***** Dataset records

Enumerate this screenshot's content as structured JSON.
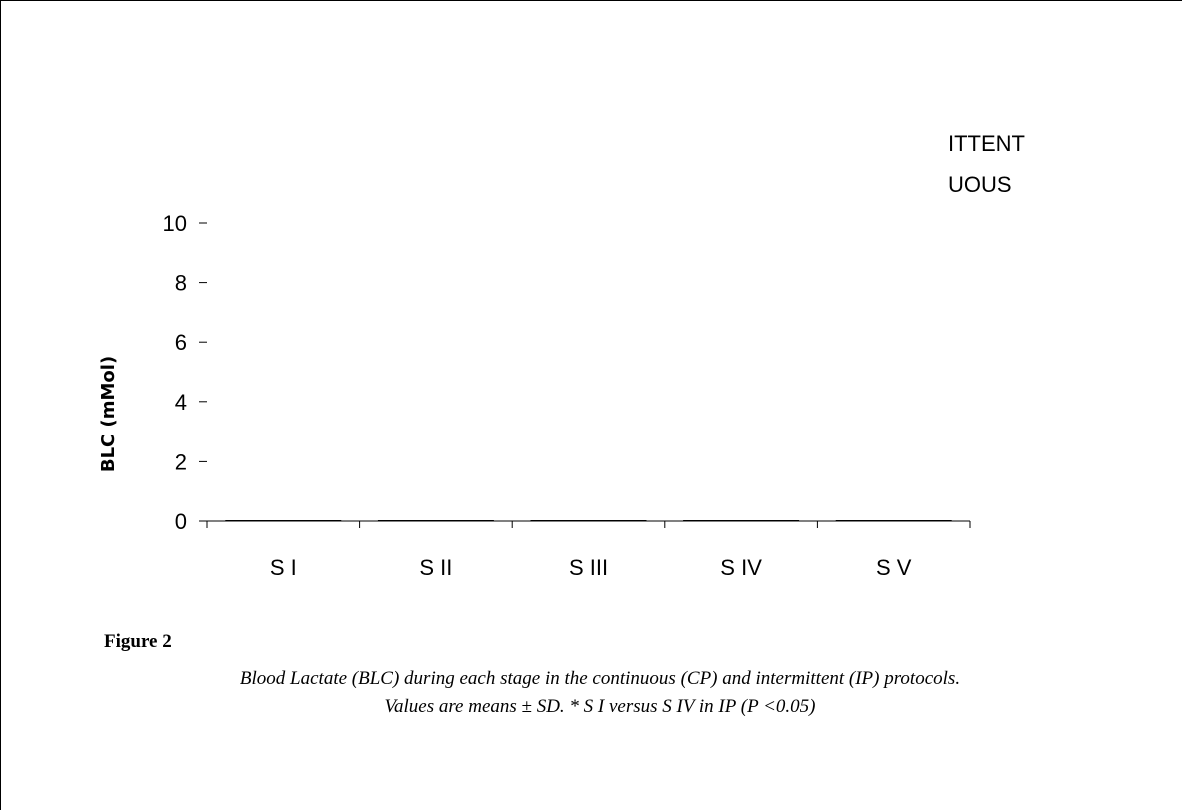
{
  "chart_data": {
    "type": "bar",
    "categories": [
      "S I",
      "S II",
      "S III",
      "S IV",
      "S V"
    ],
    "series": [
      {
        "values": [
          0,
          0,
          0,
          0,
          0
        ]
      }
    ],
    "ylabel": "BLC (mMol)",
    "ylim": [
      0,
      10
    ],
    "yticks": [
      0,
      2,
      4,
      6,
      8,
      10
    ],
    "grid": false,
    "legend": {
      "placement": "top-right",
      "entries": [
        "ITTENT",
        "UOUS"
      ]
    }
  },
  "caption": {
    "label": "Figure 2",
    "line1": "Blood Lactate (BLC) during each stage in the continuous (CP) and intermittent (IP) protocols.",
    "line2": "Values are means ± SD. * S I versus S IV in IP (P <0.05)"
  }
}
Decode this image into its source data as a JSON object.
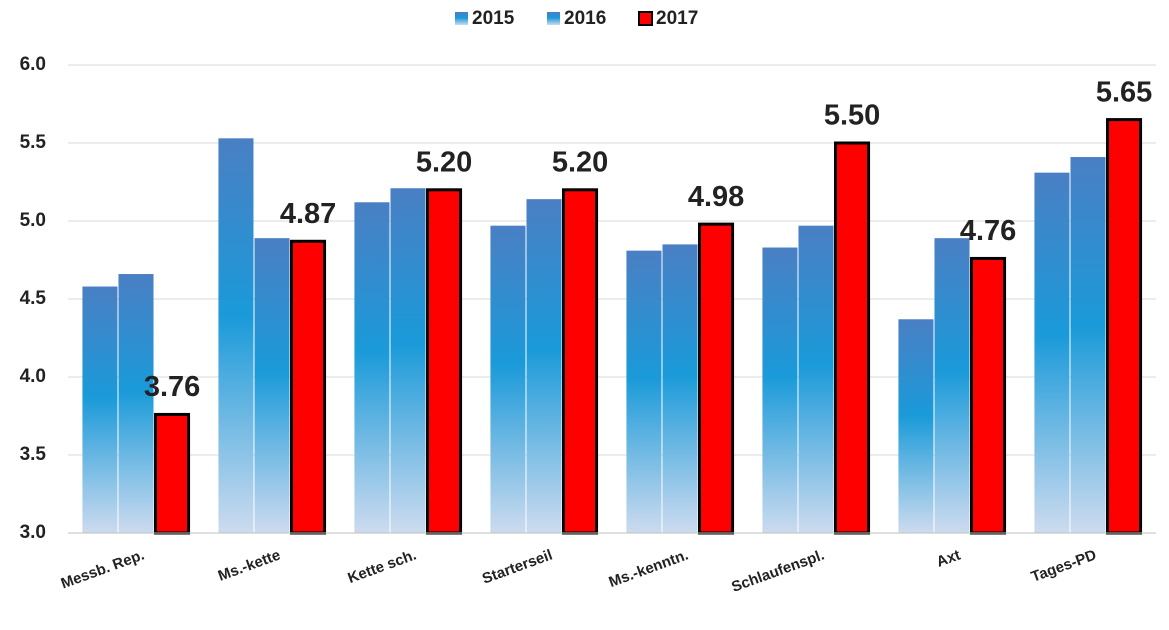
{
  "chart_data": {
    "type": "bar",
    "categories": [
      "Messb. Rep.",
      "Ms.-kette",
      "Kette sch.",
      "Starterseil",
      "Ms.-kenntn.",
      "Schlaufenspl.",
      "Axt",
      "Tages-PD"
    ],
    "series": [
      {
        "name": "2015",
        "color": "#1a9ad9",
        "values": [
          4.58,
          5.53,
          5.12,
          4.97,
          4.81,
          4.83,
          4.37,
          5.31
        ]
      },
      {
        "name": "2016",
        "color": "#1a9ad9",
        "values": [
          4.66,
          4.89,
          5.21,
          5.14,
          4.85,
          4.97,
          4.89,
          5.41
        ]
      },
      {
        "name": "2017",
        "color": "#ff0000",
        "values": [
          3.76,
          4.87,
          5.2,
          5.2,
          4.98,
          5.5,
          4.76,
          5.65
        ],
        "value_labels": [
          "3.76",
          "4.87",
          "5.20",
          "5.20",
          "4.98",
          "5.50",
          "4.76",
          "5.65"
        ]
      }
    ],
    "ylim": [
      3.0,
      6.0
    ],
    "yticks": [
      {
        "value": 3.0,
        "label": "3.0"
      },
      3.5,
      {
        "value": 4.0,
        "label": "4.0"
      },
      4.5,
      {
        "value": 5.0,
        "label": "5.0"
      },
      5.5,
      {
        "value": 6.0,
        "label": "6.0"
      }
    ],
    "grid": true,
    "legend": "top"
  }
}
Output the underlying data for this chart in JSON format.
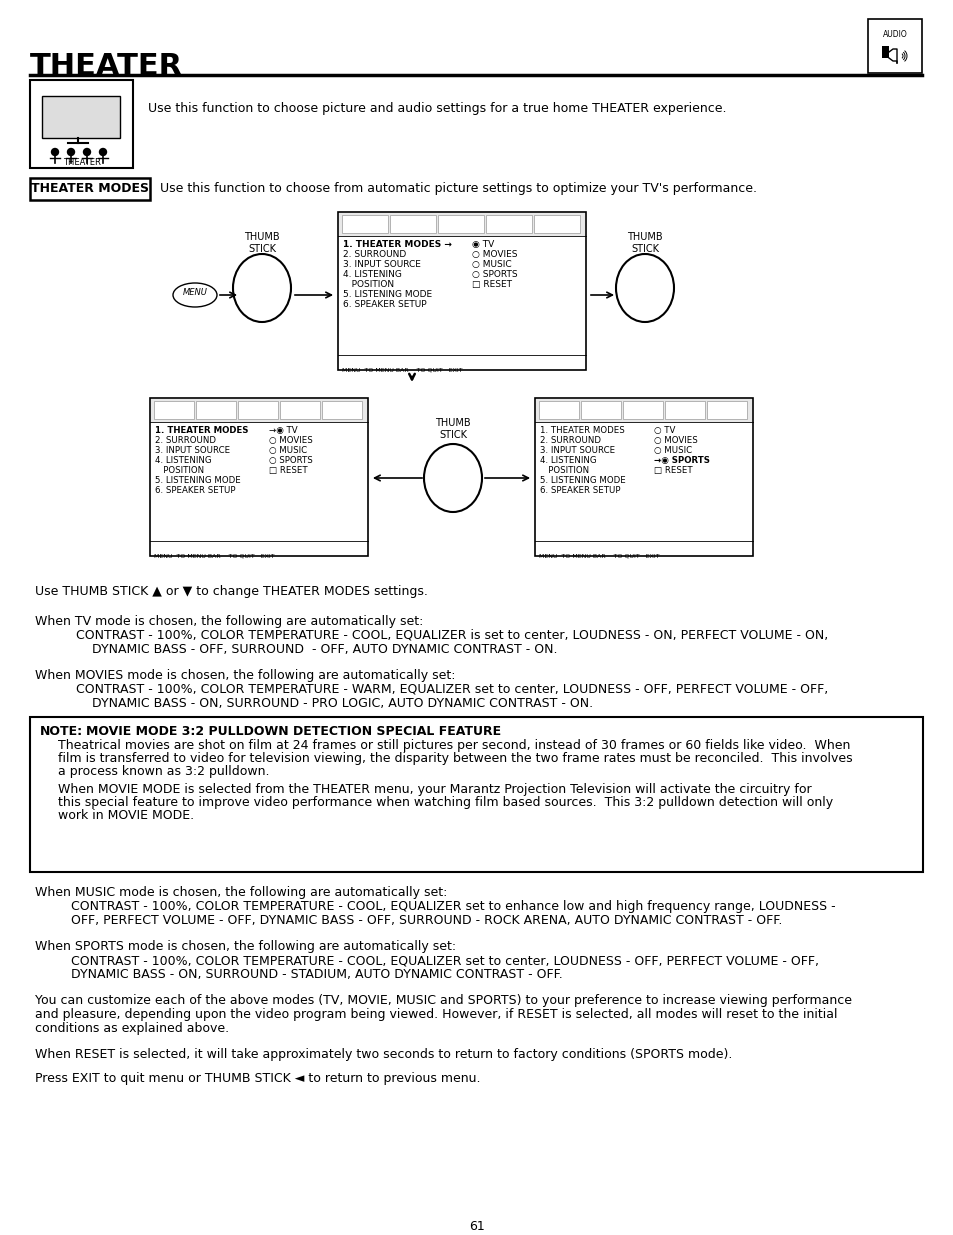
{
  "title": "THEATER",
  "page_number": "61",
  "bg_color": "#ffffff",
  "text_color": "#000000",
  "title_fontsize": 22,
  "body_fontsize": 9,
  "small_fontsize": 7.5,
  "theater_intro": "Use this function to choose picture and audio settings for a true home THEATER experience.",
  "theater_modes_label": "THEATER MODES",
  "theater_modes_desc": "Use this function to choose from automatic picture settings to optimize your TV's performance.",
  "menu_items_top": [
    "1. THEATER MODES →",
    "2. SURROUND",
    "3. INPUT SOURCE",
    "4. LISTENING",
    "   POSITION",
    "5. LISTENING MODE",
    "6. SPEAKER SETUP"
  ],
  "menu_options_top": [
    "◉ TV",
    "○ MOVIES",
    "○ MUSIC",
    "○ SPORTS",
    "□ RESET"
  ],
  "menu_items_bottom_left": [
    "1. THEATER MODES",
    "2. SURROUND",
    "3. INPUT SOURCE",
    "4. LISTENING",
    "   POSITION",
    "5. LISTENING MODE",
    "6. SPEAKER SETUP"
  ],
  "menu_options_bottom_left": [
    "→◉ TV",
    "○ MOVIES",
    "○ MUSIC",
    "○ SPORTS",
    "□ RESET"
  ],
  "menu_items_bottom_right": [
    "1. THEATER MODES",
    "2. SURROUND",
    "3. INPUT SOURCE",
    "4. LISTENING",
    "   POSITION",
    "5. LISTENING MODE",
    "6. SPEAKER SETUP"
  ],
  "menu_options_bottom_right": [
    "○ TV",
    "○ MOVIES",
    "○ MUSIC",
    "→◉ SPORTS",
    "□ RESET"
  ],
  "para1_line1": "Use THUMB STICK ▲ or ▼ to change THEATER MODES settings.",
  "para2_line1": "When TV mode is chosen, the following are automatically set:",
  "para2_line2": "    CONTRAST - 100%, COLOR TEMPERATURE - COOL, EQUALIZER is set to center, LOUDNESS - ON, PERFECT VOLUME - ON,",
  "para2_line3": "        DYNAMIC BASS - OFF, SURROUND  - OFF, AUTO DYNAMIC CONTRAST - ON.",
  "para3_line1": "When MOVIES mode is chosen, the following are automatically set:",
  "para3_line2": "    CONTRAST - 100%, COLOR TEMPERATURE - WARM, EQUALIZER set to center, LOUDNESS - OFF, PERFECT VOLUME - OFF,",
  "para3_line3": "        DYNAMIC BASS - ON, SURROUND - PRO LOGIC, AUTO DYNAMIC CONTRAST - ON.",
  "note_bold": "MOVIE MODE 3:2 PULLDOWN DETECTION SPECIAL FEATURE",
  "note_p1_line1": "Theatrical movies are shot on film at 24 frames or still pictures per second, instead of 30 frames or 60 fields like video.  When",
  "note_p1_line2": "film is transferred to video for television viewing, the disparity between the two frame rates must be reconciled.  This involves",
  "note_p1_line3": "a process known as 3:2 pulldown.",
  "note_p2_line1": "When MOVIE MODE is selected from the THEATER menu, your Marantz Projection Television will activate the circuitry for",
  "note_p2_line2": "this special feature to improve video performance when watching film based sources.  This 3:2 pulldown detection will only",
  "note_p2_line3": "work in MOVIE MODE.",
  "para4_line1": "When MUSIC mode is chosen, the following are automatically set:",
  "para4_line2": "    CONTRAST - 100%, COLOR TEMPERATURE - COOL, EQUALIZER set to enhance low and high frequency range, LOUDNESS -",
  "para4_line3": "    OFF, PERFECT VOLUME - OFF, DYNAMIC BASS - OFF, SURROUND - ROCK ARENA, AUTO DYNAMIC CONTRAST - OFF.",
  "para5_line1": "When SPORTS mode is chosen, the following are automatically set:",
  "para5_line2": "    CONTRAST - 100%, COLOR TEMPERATURE - COOL, EQUALIZER set to center, LOUDNESS - OFF, PERFECT VOLUME - OFF,",
  "para5_line3": "    DYNAMIC BASS - ON, SURROUND - STADIUM, AUTO DYNAMIC CONTRAST - OFF.",
  "para6_line1": "You can customize each of the above modes (TV, MOVIE, MUSIC and SPORTS) to your preference to increase viewing performance",
  "para6_line2": "and pleasure, depending upon the video program being viewed. However, if RESET is selected, all modes will reset to the initial",
  "para6_line3": "conditions as explained above.",
  "para7_line1": "When RESET is selected, it will take approximately two seconds to return to factory conditions (SPORTS mode).",
  "para8_line1": "Press EXIT to quit menu or THUMB STICK ◄ to return to previous menu."
}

**********

**Do this**
Say how many lines in the listing above include "COOL". Give nothing but the number.

**Correct output**
3